== DATA PROVIDED ==

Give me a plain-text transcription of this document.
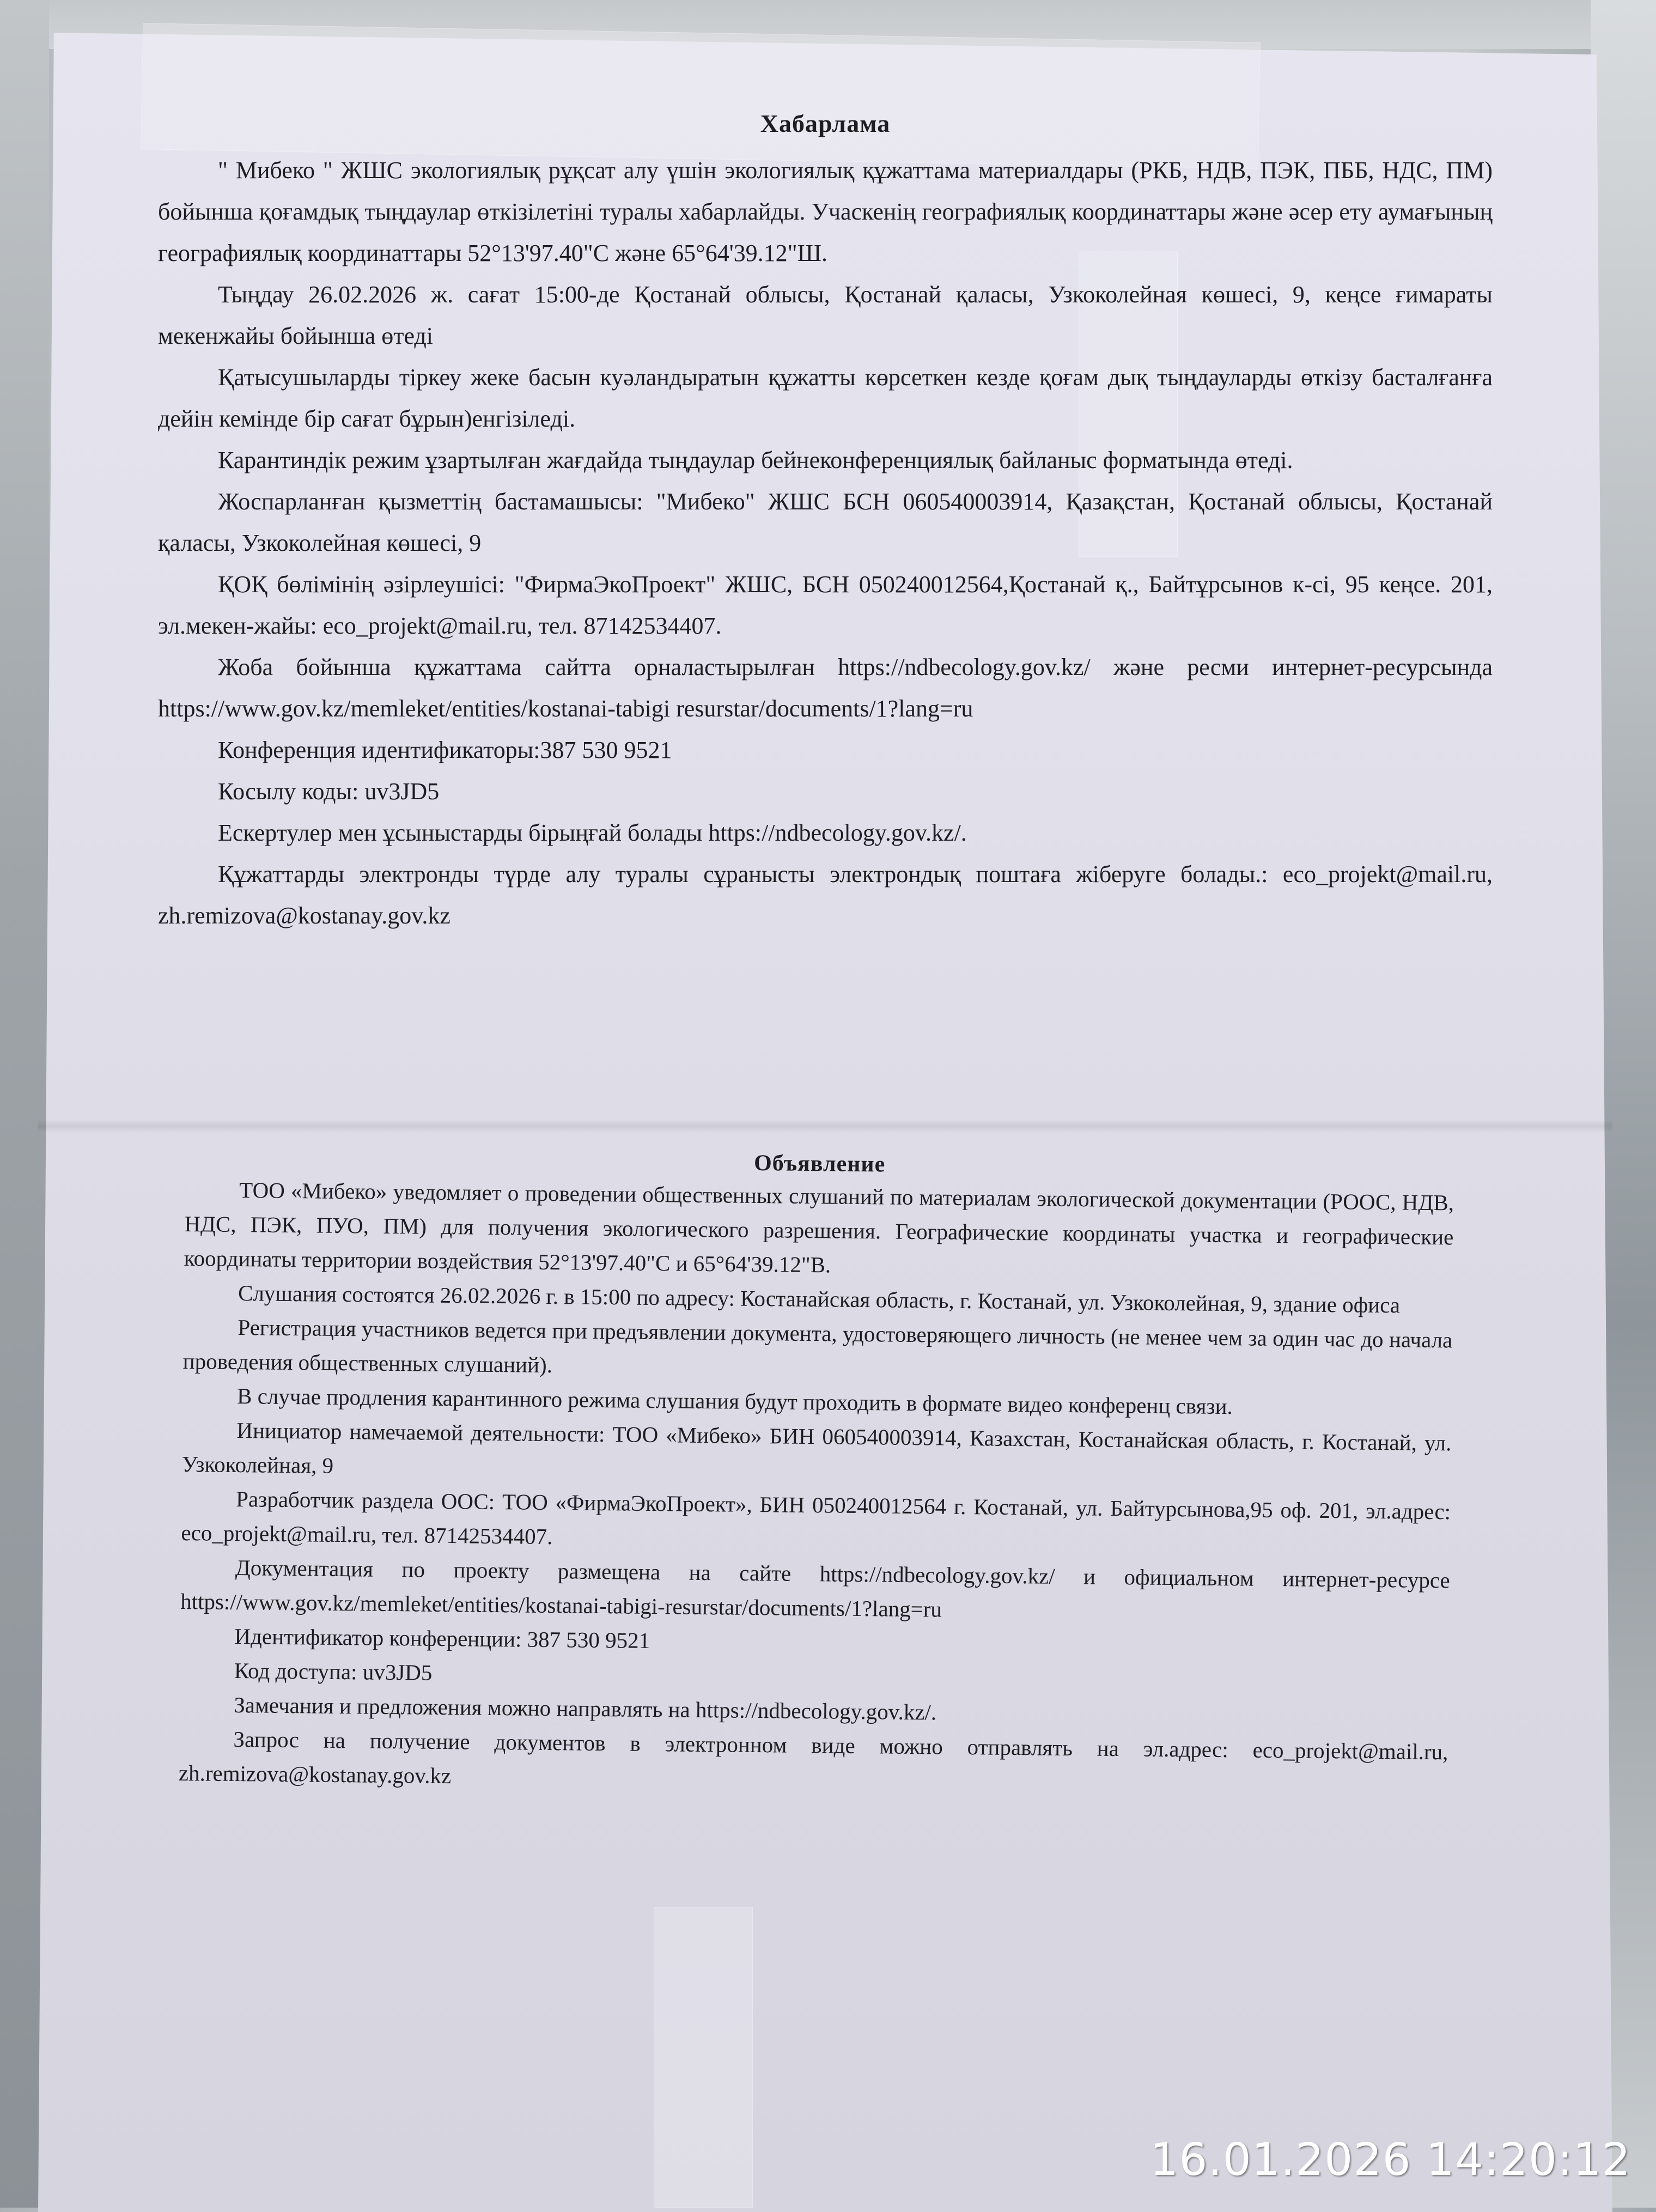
Хабарлама

" Мибеко " ЖШС экологиялық рұқсат алу үшін экологиялық құжаттама материалдары (РКБ, НДВ, ПЭК, ПББ, НДС, ПМ) бойынша қоғамдық тыңдаулар өткізілетіні туралы хабарлайды. Учаскенің географиялық координаттары және әсер ету аумағының географиялық координаттары 52°13'97.40"С және 65°64'39.12"Ш.

Тыңдау 26.02.2026 ж. сағат 15:00-де Қостанай облысы, Қостанай қаласы, Узкоколейная көшесі, 9, кеңсе ғимараты мекенжайы бойынша өтеді

Қатысушыларды тіркеу жеке басын куәландыратын құжатты көрсеткен кезде қоғам дық тыңдауларды өткізу басталғанға дейін кемінде бір сағат бұрын)енгізіледі.

Карантиндік режим ұзартылған жағдайда тыңдаулар бейнеконференциялық байланыс форматында өтеді.

Жоспарланған қызметтің бастамашысы: "Мибеко" ЖШС БСН 060540003914, Қазақстан, Қостанай облысы, Қостанай қаласы, Узкоколейная көшесі, 9

ҚОҚ бөлімінің әзірлеушісі: "ФирмаЭкоПроект" ЖШС, БСН 050240012564,Қостанай қ., Байтұрсынов к-сі, 95 кеңсе. 201, эл.мекен-жайы: eco_projekt@mail.ru, тел. 87142534407.

Жоба бойынша құжаттама сайтта орналастырылған https://ndbecology.gov.kz/ және ресми интернет-ресурсында https://www.gov.kz/memleket/entities/kostanai-tabigi resurstar/documents/1?lang=ru

Конференция идентификаторы:387 530 9521

Косылу коды: uv3JD5

Ескертулер мен ұсыныстарды бірыңғай болады https://ndbecology.gov.kz/.

Құжаттарды электронды түрде алу туралы сұранысты электрондық поштаға жіберуге болады.: eco_projekt@mail.ru, zh.remizova@kostanay.gov.kz

Объявление

ТОО «Мибеко» уведомляет о проведении общественных слушаний по материалам экологической документации (РООС, НДВ, НДС, ПЭК, ПУО, ПМ) для получения экологического разрешения. Географические координаты участка и географические координаты территории воздействия 52°13'97.40"С и 65°64'39.12"В.

Слушания состоятся 26.02.2026 г. в 15:00 по адресу: Костанайская область, г. Костанай, ул. Узкоколейная, 9, здание офиса

Регистрация участников ведется при предъявлении документа, удостоверяющего личность (не менее чем за один час до начала проведения общественных слушаний).

В случае продления карантинного режима слушания будут проходить в формате видео конференц связи.

Инициатор намечаемой деятельности: ТОО «Мибеко» БИН 060540003914, Казахстан, Костанайская область, г. Костанай, ул. Узкоколейная, 9

Разработчик раздела ООС: ТОО «ФирмаЭкоПроект», БИН 050240012564 г. Костанай, ул. Байтурсынова,95 оф. 201, эл.адрес: eco_projekt@mail.ru, тел. 87142534407.

Документация по проекту размещена на сайте https://ndbecology.gov.kz/ и официальном интернет-ресурсе https://www.gov.kz/memleket/entities/kostanai-tabigi-resurstar/documents/1?lang=ru

Идентификатор конференции: 387 530 9521

Код доступа: uv3JD5

Замечания и предложения можно направлять на https://ndbecology.gov.kz/.

Запрос на получение документов в электронном виде можно отправлять на эл.адрес: eco_projekt@mail.ru, zh.remizova@kostanay.gov.kz

16.01.2026 14:20:12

===

THE REQUEST ::
Report the number of lines in the listing above that include the word "ФирмаЭкоПроект", and nothing else.

COMPLETE ANSWER ::
2